Directions for this task:
Skip the images and return the records below exactly.

(Dataset items)
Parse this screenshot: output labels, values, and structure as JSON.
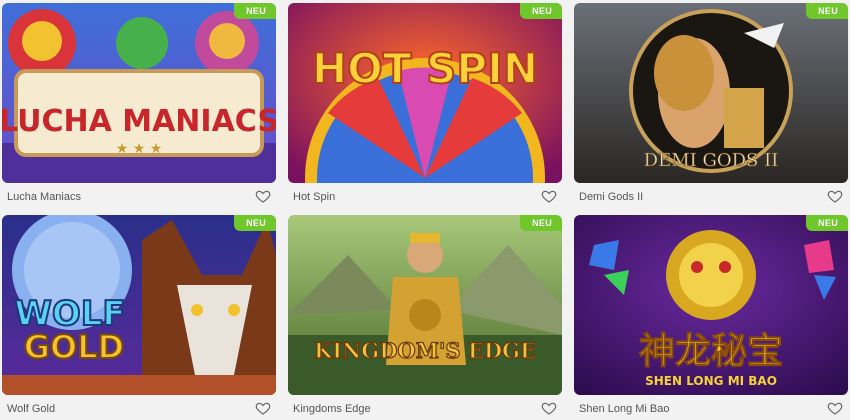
{
  "games": [
    {
      "title": "Lucha Maniacs",
      "badge": "NEU",
      "art_text": "LUCHA MANIACS",
      "favorite_icon": "heart-outline-icon"
    },
    {
      "title": "Hot Spin",
      "badge": "NEU",
      "art_text": "HOT SPIN",
      "favorite_icon": "heart-outline-icon"
    },
    {
      "title": "Demi Gods II",
      "badge": "NEU",
      "art_text": "DEMI GODS II",
      "favorite_icon": "heart-outline-icon"
    },
    {
      "title": "Wolf Gold",
      "badge": "NEU",
      "art_text_line1": "WOLF",
      "art_text_line2": "GOLD",
      "favorite_icon": "heart-outline-icon"
    },
    {
      "title": "Kingdoms Edge",
      "badge": "NEU",
      "art_text": "KINGDOM'S EDGE",
      "favorite_icon": "heart-outline-icon"
    },
    {
      "title": "Shen Long Mi Bao",
      "badge": "NEU",
      "art_text_cn": "神龙秘宝",
      "art_text": "SHEN LONG MI BAO",
      "favorite_icon": "heart-outline-icon"
    }
  ],
  "colors": {
    "badge": "#6fc72b",
    "caption": "#555555",
    "background": "#f2f2f2"
  }
}
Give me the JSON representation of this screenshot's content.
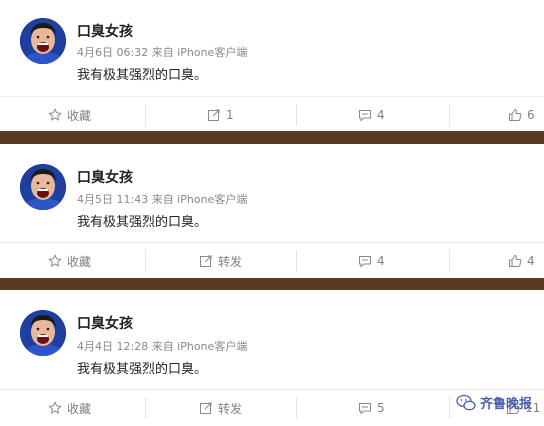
{
  "posts": [
    {
      "username": "口臭女孩",
      "meta": "4月6日 06:32 来自 iPhone客户端",
      "content": "我有极其强烈的口臭。",
      "actions": {
        "favorite": "收藏",
        "repost": "1",
        "comment": "4",
        "like": "6"
      }
    },
    {
      "username": "口臭女孩",
      "meta": "4月5日 11:43 来自 iPhone客户端",
      "content": "我有极其强烈的口臭。",
      "actions": {
        "favorite": "收藏",
        "repost": "转发",
        "comment": "4",
        "like": "4"
      }
    },
    {
      "username": "口臭女孩",
      "meta": "4月4日 12:28 来自 iPhone客户端",
      "content": "我有极其强烈的口臭。",
      "actions": {
        "favorite": "收藏",
        "repost": "转发",
        "comment": "5",
        "like": "11"
      }
    }
  ],
  "watermark": {
    "text": "齐鲁晚报",
    "icon": "wechat-icon"
  },
  "icons": [
    "star-icon",
    "repost-icon",
    "comment-icon",
    "thumbs-up-icon"
  ],
  "colors": {
    "separator": "#5a3a20",
    "avatar_bg": "#1e3f9f",
    "meta_text": "#8a8a8a"
  }
}
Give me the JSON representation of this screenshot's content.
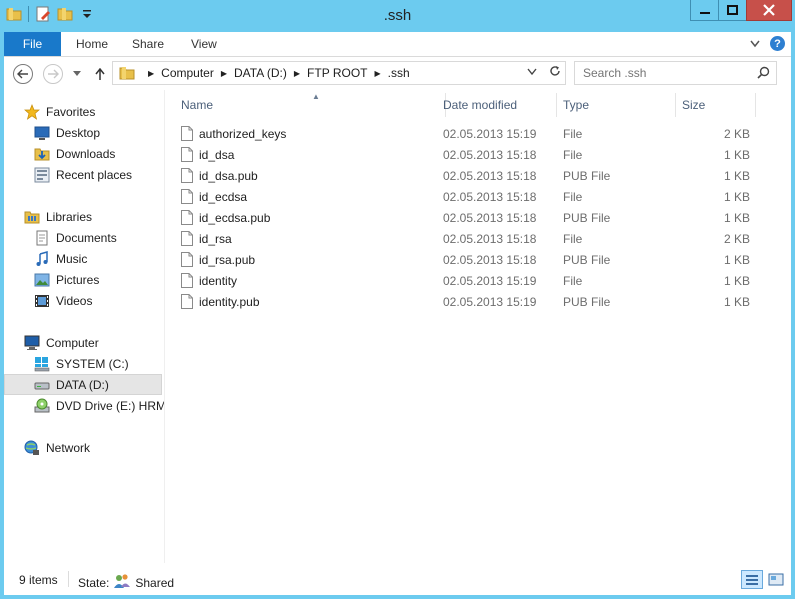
{
  "window": {
    "title": ".ssh"
  },
  "ribbon": {
    "tabs": [
      "File",
      "Home",
      "Share",
      "View"
    ]
  },
  "address": {
    "crumbs": [
      "Computer",
      "DATA (D:)",
      "FTP ROOT",
      ".ssh"
    ]
  },
  "search": {
    "placeholder": "Search .ssh"
  },
  "nav": {
    "favorites": {
      "label": "Favorites",
      "items": [
        "Desktop",
        "Downloads",
        "Recent places"
      ]
    },
    "libraries": {
      "label": "Libraries",
      "items": [
        "Documents",
        "Music",
        "Pictures",
        "Videos"
      ]
    },
    "computer": {
      "label": "Computer",
      "items": [
        "SYSTEM (C:)",
        "DATA (D:)",
        "DVD Drive (E:) HRM_"
      ]
    },
    "network": {
      "label": "Network"
    }
  },
  "columns": {
    "name": "Name",
    "date": "Date modified",
    "type": "Type",
    "size": "Size"
  },
  "files": [
    {
      "name": "authorized_keys",
      "date": "02.05.2013 15:19",
      "type": "File",
      "size": "2 KB"
    },
    {
      "name": "id_dsa",
      "date": "02.05.2013 15:18",
      "type": "File",
      "size": "1 KB"
    },
    {
      "name": "id_dsa.pub",
      "date": "02.05.2013 15:18",
      "type": "PUB File",
      "size": "1 KB"
    },
    {
      "name": "id_ecdsa",
      "date": "02.05.2013 15:18",
      "type": "File",
      "size": "1 KB"
    },
    {
      "name": "id_ecdsa.pub",
      "date": "02.05.2013 15:18",
      "type": "PUB File",
      "size": "1 KB"
    },
    {
      "name": "id_rsa",
      "date": "02.05.2013 15:18",
      "type": "File",
      "size": "2 KB"
    },
    {
      "name": "id_rsa.pub",
      "date": "02.05.2013 15:18",
      "type": "PUB File",
      "size": "1 KB"
    },
    {
      "name": "identity",
      "date": "02.05.2013 15:19",
      "type": "File",
      "size": "1 KB"
    },
    {
      "name": "identity.pub",
      "date": "02.05.2013 15:19",
      "type": "PUB File",
      "size": "1 KB"
    }
  ],
  "status": {
    "count": "9 items",
    "state_label": "State:",
    "state_value": "Shared"
  },
  "colors": {
    "frame": "#6ccbef",
    "file_tab": "#1979ca",
    "close_button": "#c7504a",
    "selection": "#e5e5e5",
    "header_text": "#4c607a"
  }
}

Finished exercise:
Parse this screenshot: output labels, values, and structure as JSON.
{
  "games": [
    {
      "title": "Lucha Maniacs",
      "badge": "NEU",
      "art_text": "LUCHA MANIACS",
      "favorite_icon": "heart-outline-icon"
    },
    {
      "title": "Hot Spin",
      "badge": "NEU",
      "art_text": "HOT SPIN",
      "favorite_icon": "heart-outline-icon"
    },
    {
      "title": "Demi Gods II",
      "badge": "NEU",
      "art_text": "DEMI GODS II",
      "favorite_icon": "heart-outline-icon"
    },
    {
      "title": "Wolf Gold",
      "badge": "NEU",
      "art_text_line1": "WOLF",
      "art_text_line2": "GOLD",
      "favorite_icon": "heart-outline-icon"
    },
    {
      "title": "Kingdoms Edge",
      "badge": "NEU",
      "art_text": "KINGDOM'S EDGE",
      "favorite_icon": "heart-outline-icon"
    },
    {
      "title": "Shen Long Mi Bao",
      "badge": "NEU",
      "art_text_cn": "神龙秘宝",
      "art_text": "SHEN LONG MI BAO",
      "favorite_icon": "heart-outline-icon"
    }
  ],
  "colors": {
    "badge": "#6fc72b",
    "caption": "#555555",
    "background": "#f2f2f2"
  }
}
Give me the JSON representation of this screenshot's content.
{
  "posts": [
    {
      "username": "口臭女孩",
      "meta": "4月6日 06:32 来自 iPhone客户端",
      "content": "我有极其强烈的口臭。",
      "actions": {
        "favorite": "收藏",
        "repost": "1",
        "comment": "4",
        "like": "6"
      }
    },
    {
      "username": "口臭女孩",
      "meta": "4月5日 11:43 来自 iPhone客户端",
      "content": "我有极其强烈的口臭。",
      "actions": {
        "favorite": "收藏",
        "repost": "转发",
        "comment": "4",
        "like": "4"
      }
    },
    {
      "username": "口臭女孩",
      "meta": "4月4日 12:28 来自 iPhone客户端",
      "content": "我有极其强烈的口臭。",
      "actions": {
        "favorite": "收藏",
        "repost": "转发",
        "comment": "5",
        "like": "11"
      }
    }
  ],
  "watermark": {
    "text": "齐鲁晚报",
    "icon": "wechat-icon"
  },
  "icons": [
    "star-icon",
    "repost-icon",
    "comment-icon",
    "thumbs-up-icon"
  ],
  "colors": {
    "separator": "#5a3a20",
    "avatar_bg": "#1e3f9f",
    "meta_text": "#8a8a8a"
  }
}
Give me the JSON representation of this screenshot's content.
{
  "window": {
    "title": ".ssh"
  },
  "ribbon": {
    "tabs": [
      "File",
      "Home",
      "Share",
      "View"
    ]
  },
  "address": {
    "crumbs": [
      "Computer",
      "DATA (D:)",
      "FTP ROOT",
      ".ssh"
    ]
  },
  "search": {
    "placeholder": "Search .ssh"
  },
  "nav": {
    "favorites": {
      "label": "Favorites",
      "items": [
        "Desktop",
        "Downloads",
        "Recent places"
      ]
    },
    "libraries": {
      "label": "Libraries",
      "items": [
        "Documents",
        "Music",
        "Pictures",
        "Videos"
      ]
    },
    "computer": {
      "label": "Computer",
      "items": [
        "SYSTEM (C:)",
        "DATA (D:)",
        "DVD Drive (E:) HRM_"
      ]
    },
    "network": {
      "label": "Network"
    }
  },
  "columns": {
    "name": "Name",
    "date": "Date modified",
    "type": "Type",
    "size": "Size"
  },
  "files": [
    {
      "name": "authorized_keys",
      "date": "02.05.2013 15:19",
      "type": "File",
      "size": "2 KB"
    },
    {
      "name": "id_dsa",
      "date": "02.05.2013 15:18",
      "type": "File",
      "size": "1 KB"
    },
    {
      "name": "id_dsa.pub",
      "date": "02.05.2013 15:18",
      "type": "PUB File",
      "size": "1 KB"
    },
    {
      "name": "id_ecdsa",
      "date": "02.05.2013 15:18",
      "type": "File",
      "size": "1 KB"
    },
    {
      "name": "id_ecdsa.pub",
      "date": "02.05.2013 15:18",
      "type": "PUB File",
      "size": "1 KB"
    },
    {
      "name": "id_rsa",
      "date": "02.05.2013 15:18",
      "type": "File",
      "size": "2 KB"
    },
    {
      "name": "id_rsa.pub",
      "date": "02.05.2013 15:18",
      "type": "PUB File",
      "size": "1 KB"
    },
    {
      "name": "identity",
      "date": "02.05.2013 15:19",
      "type": "File",
      "size": "1 KB"
    },
    {
      "name": "identity.pub",
      "date": "02.05.2013 15:19",
      "type": "PUB File",
      "size": "1 KB"
    }
  ],
  "status": {
    "count": "9 items",
    "state_label": "State:",
    "state_value": "Shared"
  },
  "colors": {
    "frame": "#6ccbef",
    "file_tab": "#1979ca",
    "close_button": "#c7504a",
    "selection": "#e5e5e5",
    "header_text": "#4c607a"
  }
}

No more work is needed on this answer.